-- start Items --

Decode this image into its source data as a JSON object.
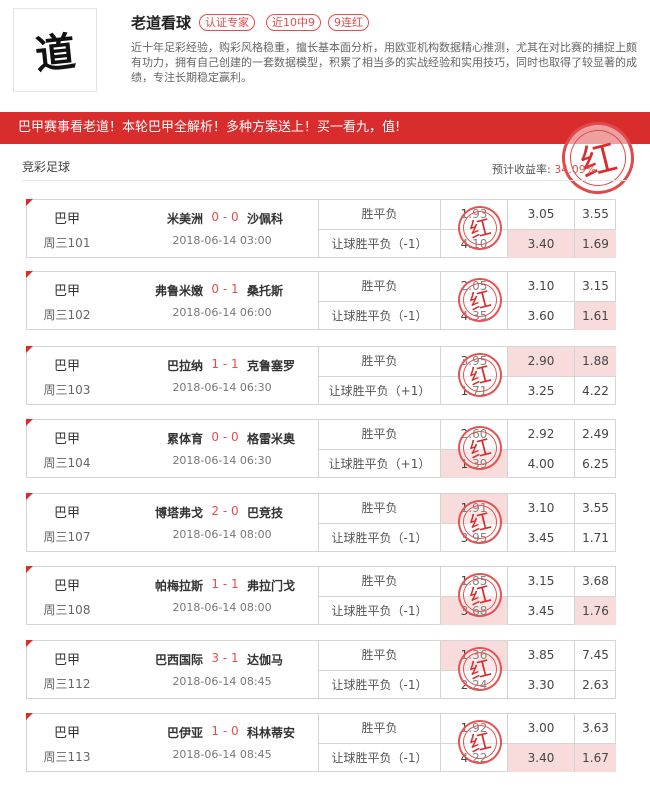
{
  "expert": {
    "avatar_char": "道",
    "name": "老道看球",
    "tags": [
      "认证专家",
      "近10中9",
      "9连红"
    ],
    "intro": "近十年足彩经验，购彩风格稳重，擅长基本面分析，用欧亚机构数据精心推测，尤其在对比赛的捕捉上颇有功力，拥有自己创建的一套数据模型，积累了相当多的实战经验和实用技巧，同时也取得了较显著的成绩，专注长期稳定赢利。"
  },
  "banner": {
    "text": "巴甲赛事看老道！本轮巴甲全解析！多种方案送上！买一看九，值!",
    "stamp": "红"
  },
  "section": {
    "title": "竞彩足球",
    "income_label": "预计收益率:",
    "income_value": "34.09%"
  },
  "labels": {
    "hit_stamp": "红"
  },
  "colors": {
    "accent": "#d92c2c",
    "hit_bg": "#f8dcdc"
  },
  "matches": [
    {
      "league": "巴甲",
      "no": "周三101",
      "home": "米美洲",
      "score": "0 - 0",
      "away": "沙佩科",
      "time": "2018-06-14 03:00",
      "type1": "胜平负",
      "odds1": [
        "1.93",
        "3.05",
        "3.55"
      ],
      "type2": "让球胜平负（-1）",
      "odds2": [
        "4.10",
        "3.40",
        "1.69"
      ],
      "hits": [
        [],
        [
          1,
          2
        ]
      ]
    },
    {
      "league": "巴甲",
      "no": "周三102",
      "home": "弗鲁米嫩",
      "score": "0 - 1",
      "away": "桑托斯",
      "time": "2018-06-14 06:00",
      "type1": "胜平负",
      "odds1": [
        "2.05",
        "3.10",
        "3.15"
      ],
      "type2": "让球胜平负（-1）",
      "odds2": [
        "4.35",
        "3.60",
        "1.61"
      ],
      "hits": [
        [],
        [
          2
        ]
      ]
    },
    {
      "league": "巴甲",
      "no": "周三103",
      "home": "巴拉纳",
      "score": "1 - 1",
      "away": "克鲁塞罗",
      "time": "2018-06-14 06:30",
      "type1": "胜平负",
      "odds1": [
        "3.95",
        "2.90",
        "1.88"
      ],
      "type2": "让球胜平负（+1）",
      "odds2": [
        "1.71",
        "3.25",
        "4.22"
      ],
      "hits": [
        [
          1,
          2
        ],
        []
      ]
    },
    {
      "league": "巴甲",
      "no": "周三104",
      "home": "累体育",
      "score": "0 - 0",
      "away": "格雷米奥",
      "time": "2018-06-14 06:30",
      "type1": "胜平负",
      "odds1": [
        "2.60",
        "2.92",
        "2.49"
      ],
      "type2": "让球胜平负（+1）",
      "odds2": [
        "1.39",
        "4.00",
        "6.25"
      ],
      "hits": [
        [],
        [
          0
        ]
      ]
    },
    {
      "league": "巴甲",
      "no": "周三107",
      "home": "博塔弗戈",
      "score": "2 - 0",
      "away": "巴竞技",
      "time": "2018-06-14 08:00",
      "type1": "胜平负",
      "odds1": [
        "1.91",
        "3.10",
        "3.55"
      ],
      "type2": "让球胜平负（-1）",
      "odds2": [
        "3.95",
        "3.45",
        "1.71"
      ],
      "hits": [
        [
          0
        ],
        []
      ]
    },
    {
      "league": "巴甲",
      "no": "周三108",
      "home": "帕梅拉斯",
      "score": "1 - 1",
      "away": "弗拉门戈",
      "time": "2018-06-14 08:00",
      "type1": "胜平负",
      "odds1": [
        "1.85",
        "3.15",
        "3.68"
      ],
      "type2": "让球胜平负（-1）",
      "odds2": [
        "3.68",
        "3.45",
        "1.76"
      ],
      "hits": [
        [],
        [
          0,
          2
        ]
      ]
    },
    {
      "league": "巴甲",
      "no": "周三112",
      "home": "巴西国际",
      "score": "3 - 1",
      "away": "达伽马",
      "time": "2018-06-14 08:45",
      "type1": "胜平负",
      "odds1": [
        "1.36",
        "3.85",
        "7.45"
      ],
      "type2": "让球胜平负（-1）",
      "odds2": [
        "2.24",
        "3.30",
        "2.63"
      ],
      "hits": [
        [
          0
        ],
        []
      ]
    },
    {
      "league": "巴甲",
      "no": "周三113",
      "home": "巴伊亚",
      "score": "1 - 0",
      "away": "科林蒂安",
      "time": "2018-06-14 08:45",
      "type1": "胜平负",
      "odds1": [
        "1.92",
        "3.00",
        "3.63"
      ],
      "type2": "让球胜平负（-1）",
      "odds2": [
        "4.22",
        "3.40",
        "1.67"
      ],
      "hits": [
        [],
        [
          1,
          2
        ]
      ]
    }
  ]
}
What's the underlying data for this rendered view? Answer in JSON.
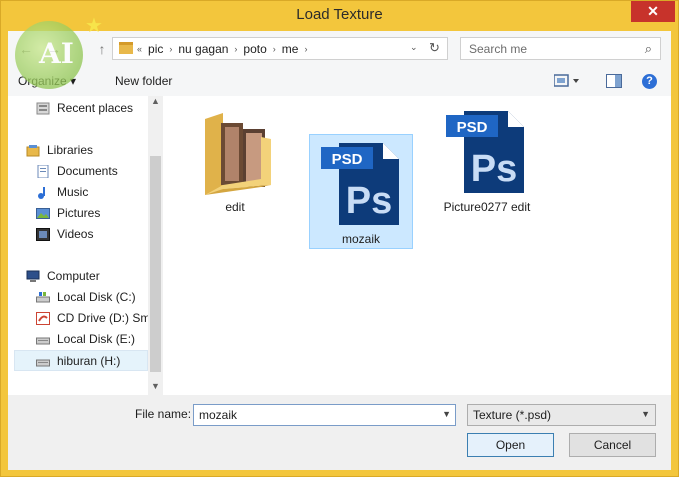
{
  "window": {
    "title": "Load Texture",
    "close_label": "✕"
  },
  "nav": {
    "back_glyph": "←",
    "forward_glyph": "→",
    "up_glyph": "↑"
  },
  "address": {
    "overflow": "«",
    "crumbs": [
      "pic",
      "nu gagan",
      "poto",
      "me"
    ],
    "separator": "›",
    "dropdown_glyph": "⌄",
    "refresh_glyph": "↻"
  },
  "search": {
    "placeholder": "Search me",
    "icon_glyph": "⌕"
  },
  "toolbar": {
    "organize_label": "Organize ▾",
    "new_folder_label": "New folder",
    "help_glyph": "?"
  },
  "sidebar": {
    "items": [
      {
        "label": "Recent places",
        "icon": "recent-places-icon",
        "top": 0
      },
      {
        "label": "Libraries",
        "icon": "libraries-icon",
        "top": 0
      },
      {
        "label": "Documents",
        "icon": "documents-icon",
        "top": 0
      },
      {
        "label": "Music",
        "icon": "music-icon",
        "top": 0
      },
      {
        "label": "Pictures",
        "icon": "pictures-icon",
        "top": 0
      },
      {
        "label": "Videos",
        "icon": "videos-icon",
        "top": 0
      },
      {
        "label": "Computer",
        "icon": "computer-icon",
        "top": 0
      },
      {
        "label": "Local Disk (C:)",
        "icon": "local-disk-icon",
        "top": 0
      },
      {
        "label": "CD Drive (D:) Sm",
        "icon": "cd-drive-icon",
        "top": 0
      },
      {
        "label": "Local Disk (E:)",
        "icon": "local-disk-icon",
        "top": 0
      },
      {
        "label": "hiburan (H:)",
        "icon": "drive-icon",
        "top": 0
      }
    ]
  },
  "files": [
    {
      "name": "edit",
      "type": "folder"
    },
    {
      "name": "mozaik",
      "type": "psd",
      "selected": true
    },
    {
      "name": "Picture0277 edit",
      "type": "psd"
    }
  ],
  "psd_icon_text": {
    "badge": "PSD",
    "logo": "Ps"
  },
  "bottom": {
    "file_name_label": "File name:",
    "file_name_value": "mozaik",
    "file_type_value": "Texture (*.psd)",
    "open_label": "Open",
    "cancel_label": "Cancel"
  },
  "watermark": {
    "text": "AI"
  },
  "colors": {
    "title_bar": "#f3c63c",
    "close": "#c7332b",
    "selection": "#cce8ff",
    "psd_blue": "#0d3b7a"
  }
}
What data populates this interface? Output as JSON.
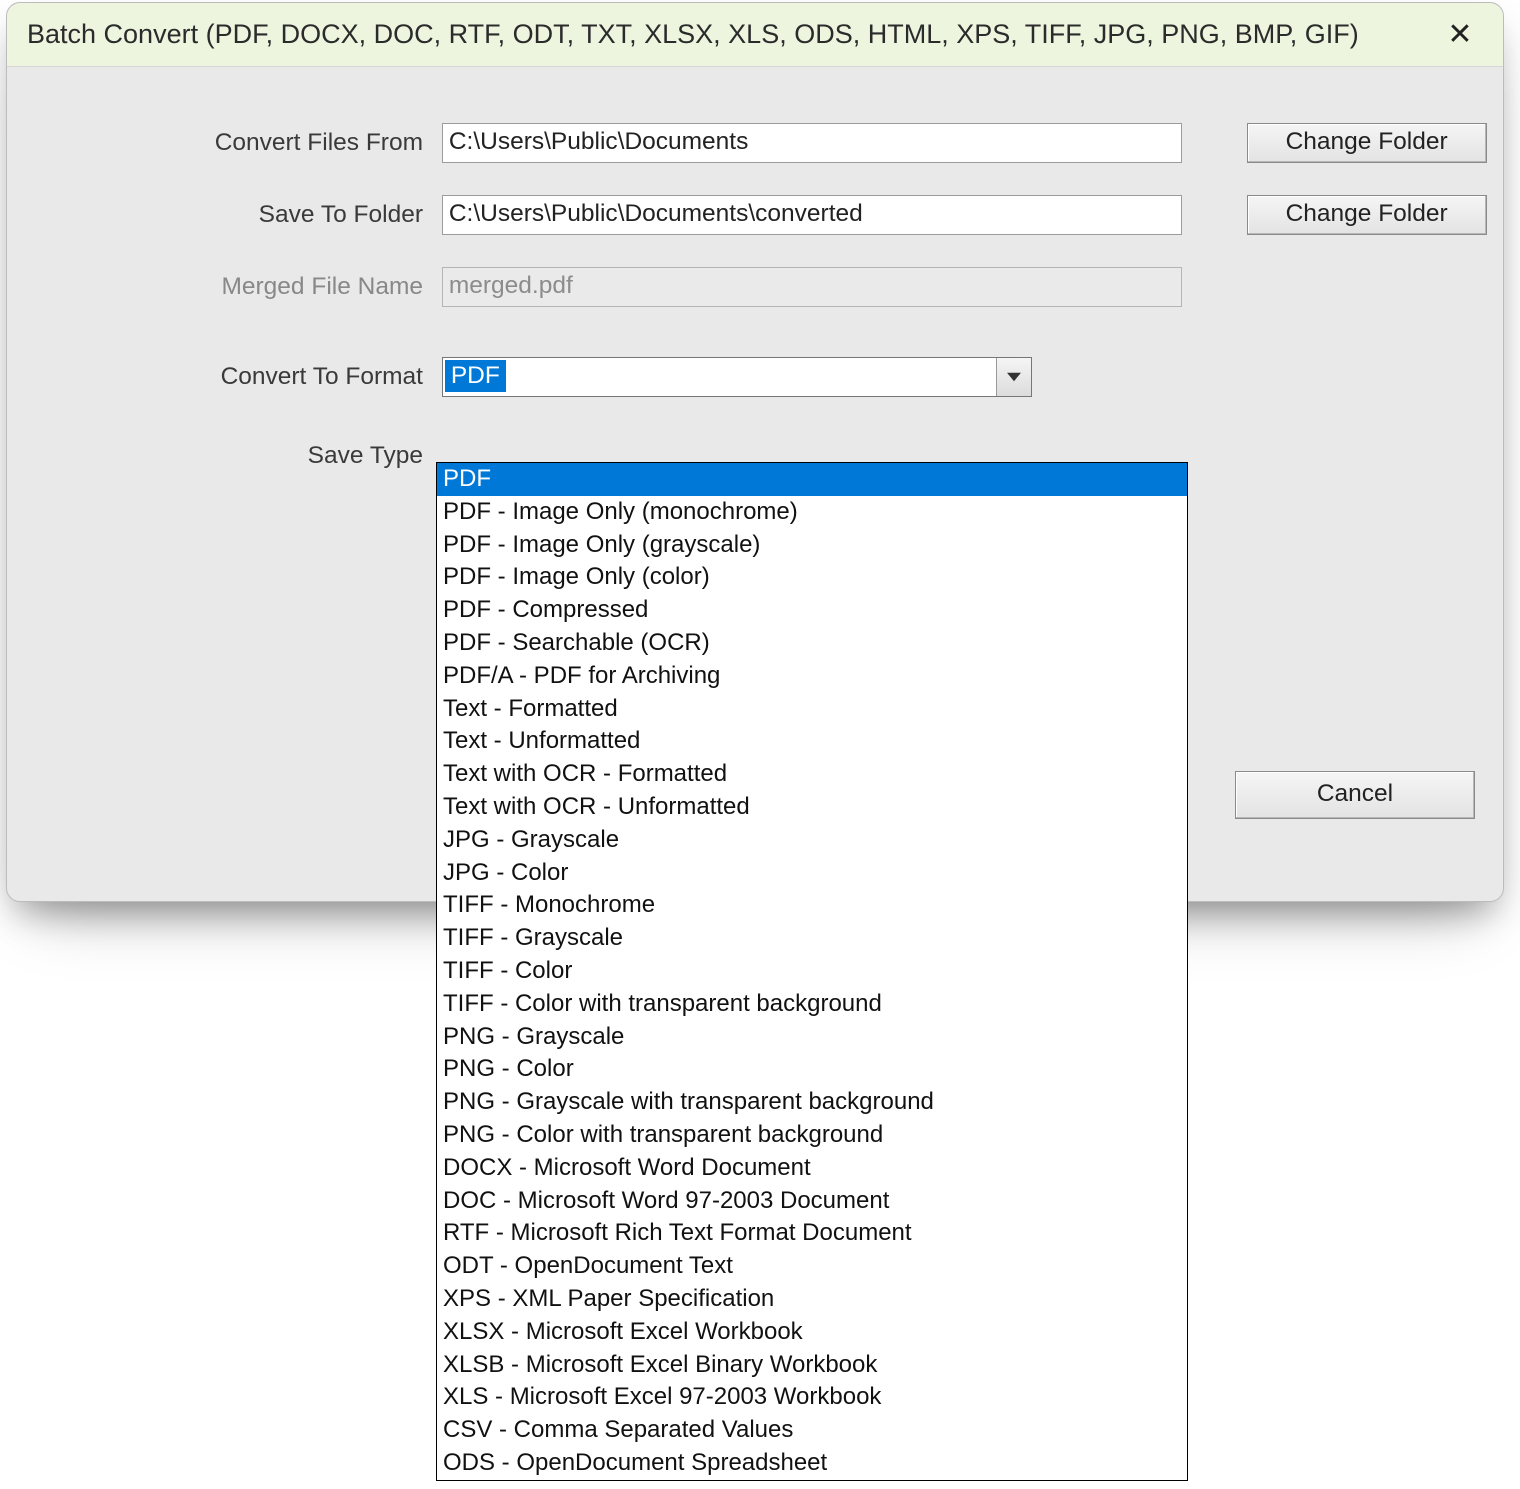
{
  "title": "Batch Convert (PDF, DOCX, DOC, RTF, ODT, TXT, XLSX, XLS, ODS, HTML, XPS, TIFF, JPG, PNG, BMP, GIF)",
  "labels": {
    "convert_from": "Convert Files From",
    "save_to": "Save To Folder",
    "merged": "Merged File Name",
    "format": "Convert To Format",
    "save_type": "Save Type"
  },
  "values": {
    "convert_from": "C:\\Users\\Public\\Documents",
    "save_to": "C:\\Users\\Public\\Documents\\converted",
    "merged": "merged.pdf",
    "format_selected": "PDF"
  },
  "buttons": {
    "change_folder": "Change Folder",
    "cancel": "Cancel"
  },
  "format_options": [
    "PDF",
    "PDF - Image Only (monochrome)",
    "PDF - Image Only (grayscale)",
    "PDF - Image Only (color)",
    "PDF - Compressed",
    "PDF - Searchable (OCR)",
    "PDF/A - PDF for Archiving",
    "Text - Formatted",
    "Text - Unformatted",
    "Text with OCR - Formatted",
    "Text with OCR - Unformatted",
    "JPG - Grayscale",
    "JPG - Color",
    "TIFF - Monochrome",
    "TIFF - Grayscale",
    "TIFF - Color",
    "TIFF - Color with transparent background",
    "PNG - Grayscale",
    "PNG - Color",
    "PNG - Grayscale with transparent background",
    "PNG - Color with transparent background",
    "DOCX - Microsoft Word Document",
    "DOC - Microsoft Word 97-2003 Document",
    "RTF - Microsoft Rich Text Format Document",
    "ODT - OpenDocument Text",
    "XPS - XML Paper Specification",
    "XLSX - Microsoft Excel Workbook",
    "XLSB - Microsoft Excel Binary Workbook",
    "XLS - Microsoft Excel 97-2003 Workbook",
    "CSV - Comma Separated Values",
    "ODS - OpenDocument Spreadsheet"
  ]
}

-- end Items --

For the material, find the number of lines holding the word "score" and give that figure and nothing more.

8